WHAT THE TASK ASKS ▸
Return the data exactly, with all pictures removed.
#### RECORDS SUPPLIED ####
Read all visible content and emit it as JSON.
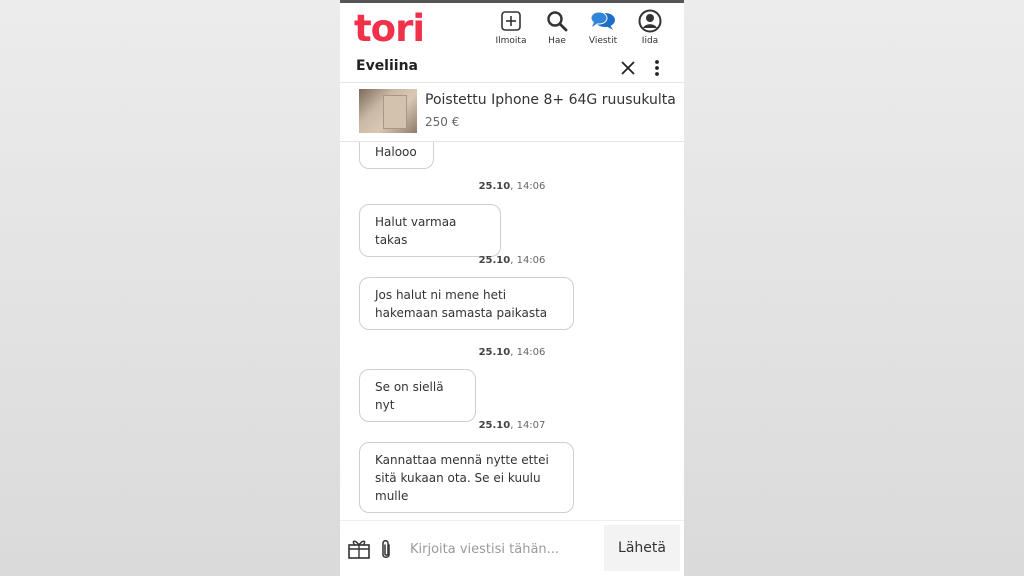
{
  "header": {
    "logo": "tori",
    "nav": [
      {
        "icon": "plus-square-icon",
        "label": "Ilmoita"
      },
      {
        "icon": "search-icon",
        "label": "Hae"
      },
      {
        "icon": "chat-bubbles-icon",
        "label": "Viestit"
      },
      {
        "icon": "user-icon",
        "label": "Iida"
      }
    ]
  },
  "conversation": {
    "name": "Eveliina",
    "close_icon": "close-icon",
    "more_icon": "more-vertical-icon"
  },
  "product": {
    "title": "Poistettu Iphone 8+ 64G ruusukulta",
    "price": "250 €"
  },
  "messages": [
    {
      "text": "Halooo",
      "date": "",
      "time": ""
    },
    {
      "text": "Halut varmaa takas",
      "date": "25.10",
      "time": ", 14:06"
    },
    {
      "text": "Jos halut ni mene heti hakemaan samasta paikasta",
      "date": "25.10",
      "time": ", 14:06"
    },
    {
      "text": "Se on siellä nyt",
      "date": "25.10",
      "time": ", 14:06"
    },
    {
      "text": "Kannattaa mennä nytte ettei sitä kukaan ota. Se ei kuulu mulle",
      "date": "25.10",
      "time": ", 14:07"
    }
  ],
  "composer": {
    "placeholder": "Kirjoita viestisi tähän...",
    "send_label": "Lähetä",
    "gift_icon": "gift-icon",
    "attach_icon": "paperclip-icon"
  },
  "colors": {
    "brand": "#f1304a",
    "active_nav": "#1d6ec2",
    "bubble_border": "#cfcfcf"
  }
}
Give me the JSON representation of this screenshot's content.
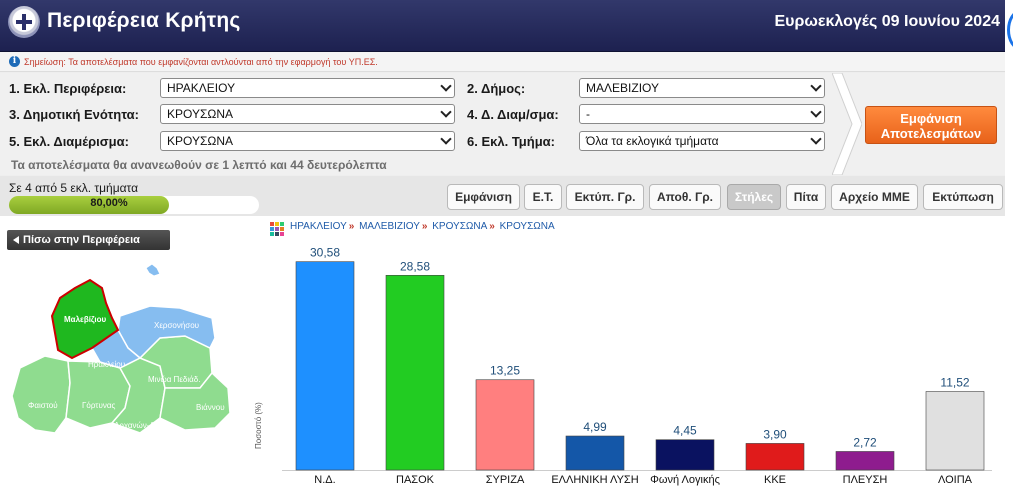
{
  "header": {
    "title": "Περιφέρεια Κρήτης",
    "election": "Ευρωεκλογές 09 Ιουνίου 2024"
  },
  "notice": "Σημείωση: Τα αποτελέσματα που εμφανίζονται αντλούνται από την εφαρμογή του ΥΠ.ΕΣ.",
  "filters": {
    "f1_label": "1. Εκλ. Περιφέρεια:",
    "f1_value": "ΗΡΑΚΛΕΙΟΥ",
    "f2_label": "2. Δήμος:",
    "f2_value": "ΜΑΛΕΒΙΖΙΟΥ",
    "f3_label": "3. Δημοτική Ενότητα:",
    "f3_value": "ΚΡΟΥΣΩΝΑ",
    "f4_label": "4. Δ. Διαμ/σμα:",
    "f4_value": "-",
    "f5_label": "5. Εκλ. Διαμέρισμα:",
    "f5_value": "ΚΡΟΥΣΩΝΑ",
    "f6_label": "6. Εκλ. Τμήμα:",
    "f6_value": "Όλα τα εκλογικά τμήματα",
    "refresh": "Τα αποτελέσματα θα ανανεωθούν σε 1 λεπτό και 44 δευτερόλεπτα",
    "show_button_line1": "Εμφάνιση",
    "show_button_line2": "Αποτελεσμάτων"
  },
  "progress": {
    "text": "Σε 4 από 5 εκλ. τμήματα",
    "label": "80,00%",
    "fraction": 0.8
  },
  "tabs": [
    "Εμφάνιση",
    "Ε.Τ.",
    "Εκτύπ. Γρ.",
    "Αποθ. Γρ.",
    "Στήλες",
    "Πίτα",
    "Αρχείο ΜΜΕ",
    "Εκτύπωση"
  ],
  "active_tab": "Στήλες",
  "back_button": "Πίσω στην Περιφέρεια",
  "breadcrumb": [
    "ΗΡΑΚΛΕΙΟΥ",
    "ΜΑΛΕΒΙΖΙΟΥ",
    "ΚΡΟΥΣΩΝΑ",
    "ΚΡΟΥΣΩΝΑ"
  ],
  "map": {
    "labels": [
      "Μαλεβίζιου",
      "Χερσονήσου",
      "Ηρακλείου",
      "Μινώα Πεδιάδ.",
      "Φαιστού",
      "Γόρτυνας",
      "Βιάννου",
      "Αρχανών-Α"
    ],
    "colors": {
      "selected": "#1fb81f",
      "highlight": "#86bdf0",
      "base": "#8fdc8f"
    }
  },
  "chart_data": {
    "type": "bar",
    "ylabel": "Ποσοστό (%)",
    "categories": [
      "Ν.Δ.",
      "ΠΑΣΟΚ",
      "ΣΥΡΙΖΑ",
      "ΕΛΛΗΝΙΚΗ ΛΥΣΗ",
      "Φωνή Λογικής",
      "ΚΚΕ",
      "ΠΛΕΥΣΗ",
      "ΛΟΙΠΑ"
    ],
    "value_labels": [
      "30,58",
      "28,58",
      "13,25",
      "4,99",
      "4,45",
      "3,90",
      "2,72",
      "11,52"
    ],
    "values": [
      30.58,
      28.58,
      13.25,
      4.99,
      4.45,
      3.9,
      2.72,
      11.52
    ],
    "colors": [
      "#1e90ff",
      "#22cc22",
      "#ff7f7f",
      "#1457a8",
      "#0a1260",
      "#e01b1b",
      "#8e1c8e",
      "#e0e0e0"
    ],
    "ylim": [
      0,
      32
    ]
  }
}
####
THE SOLUTION ▸
Read all visible content and emit it as JSON.
{
  "header": {
    "logo": "tori",
    "nav": [
      {
        "icon": "plus-square-icon",
        "label": "Ilmoita"
      },
      {
        "icon": "search-icon",
        "label": "Hae"
      },
      {
        "icon": "chat-bubbles-icon",
        "label": "Viestit"
      },
      {
        "icon": "user-icon",
        "label": "Iida"
      }
    ]
  },
  "conversation": {
    "name": "Eveliina",
    "close_icon": "close-icon",
    "more_icon": "more-vertical-icon"
  },
  "product": {
    "title": "Poistettu Iphone 8+ 64G ruusukulta",
    "price": "250 €"
  },
  "messages": [
    {
      "text": "Halooo",
      "date": "",
      "time": ""
    },
    {
      "text": "Halut varmaa takas",
      "date": "25.10",
      "time": ", 14:06"
    },
    {
      "text": "Jos halut ni mene heti hakemaan samasta paikasta",
      "date": "25.10",
      "time": ", 14:06"
    },
    {
      "text": "Se on siellä nyt",
      "date": "25.10",
      "time": ", 14:06"
    },
    {
      "text": "Kannattaa mennä nytte ettei sitä kukaan ota. Se ei kuulu mulle",
      "date": "25.10",
      "time": ", 14:07"
    }
  ],
  "composer": {
    "placeholder": "Kirjoita viestisi tähän...",
    "send_label": "Lähetä",
    "gift_icon": "gift-icon",
    "attach_icon": "paperclip-icon"
  },
  "colors": {
    "brand": "#f1304a",
    "active_nav": "#1d6ec2",
    "bubble_border": "#cfcfcf"
  }
}
Give me the JSON representation of this screenshot's content.
{
  "header": {
    "title": "Περιφέρεια Κρήτης",
    "election": "Ευρωεκλογές 09 Ιουνίου 2024"
  },
  "notice": "Σημείωση: Τα αποτελέσματα που εμφανίζονται αντλούνται από την εφαρμογή του ΥΠ.ΕΣ.",
  "filters": {
    "f1_label": "1. Εκλ. Περιφέρεια:",
    "f1_value": "ΗΡΑΚΛΕΙΟΥ",
    "f2_label": "2. Δήμος:",
    "f2_value": "ΜΑΛΕΒΙΖΙΟΥ",
    "f3_label": "3. Δημοτική Ενότητα:",
    "f3_value": "ΚΡΟΥΣΩΝΑ",
    "f4_label": "4. Δ. Διαμ/σμα:",
    "f4_value": "-",
    "f5_label": "5. Εκλ. Διαμέρισμα:",
    "f5_value": "ΚΡΟΥΣΩΝΑ",
    "f6_label": "6. Εκλ. Τμήμα:",
    "f6_value": "Όλα τα εκλογικά τμήματα",
    "refresh": "Τα αποτελέσματα θα ανανεωθούν σε 1 λεπτό και 44 δευτερόλεπτα",
    "show_button_line1": "Εμφάνιση",
    "show_button_line2": "Αποτελεσμάτων"
  },
  "progress": {
    "text": "Σε 4 από 5 εκλ. τμήματα",
    "label": "80,00%",
    "fraction": 0.8
  },
  "tabs": [
    "Εμφάνιση",
    "Ε.Τ.",
    "Εκτύπ. Γρ.",
    "Αποθ. Γρ.",
    "Στήλες",
    "Πίτα",
    "Αρχείο ΜΜΕ",
    "Εκτύπωση"
  ],
  "active_tab": "Στήλες",
  "back_button": "Πίσω στην Περιφέρεια",
  "breadcrumb": [
    "ΗΡΑΚΛΕΙΟΥ",
    "ΜΑΛΕΒΙΖΙΟΥ",
    "ΚΡΟΥΣΩΝΑ",
    "ΚΡΟΥΣΩΝΑ"
  ],
  "map": {
    "labels": [
      "Μαλεβίζιου",
      "Χερσονήσου",
      "Ηρακλείου",
      "Μινώα Πεδιάδ.",
      "Φαιστού",
      "Γόρτυνας",
      "Βιάννου",
      "Αρχανών-Α"
    ],
    "colors": {
      "selected": "#1fb81f",
      "highlight": "#86bdf0",
      "base": "#8fdc8f"
    }
  },
  "chart_data": {
    "type": "bar",
    "ylabel": "Ποσοστό (%)",
    "categories": [
      "Ν.Δ.",
      "ΠΑΣΟΚ",
      "ΣΥΡΙΖΑ",
      "ΕΛΛΗΝΙΚΗ ΛΥΣΗ",
      "Φωνή Λογικής",
      "ΚΚΕ",
      "ΠΛΕΥΣΗ",
      "ΛΟΙΠΑ"
    ],
    "value_labels": [
      "30,58",
      "28,58",
      "13,25",
      "4,99",
      "4,45",
      "3,90",
      "2,72",
      "11,52"
    ],
    "values": [
      30.58,
      28.58,
      13.25,
      4.99,
      4.45,
      3.9,
      2.72,
      11.52
    ],
    "colors": [
      "#1e90ff",
      "#22cc22",
      "#ff7f7f",
      "#1457a8",
      "#0a1260",
      "#e01b1b",
      "#8e1c8e",
      "#e0e0e0"
    ],
    "ylim": [
      0,
      32
    ]
  }
}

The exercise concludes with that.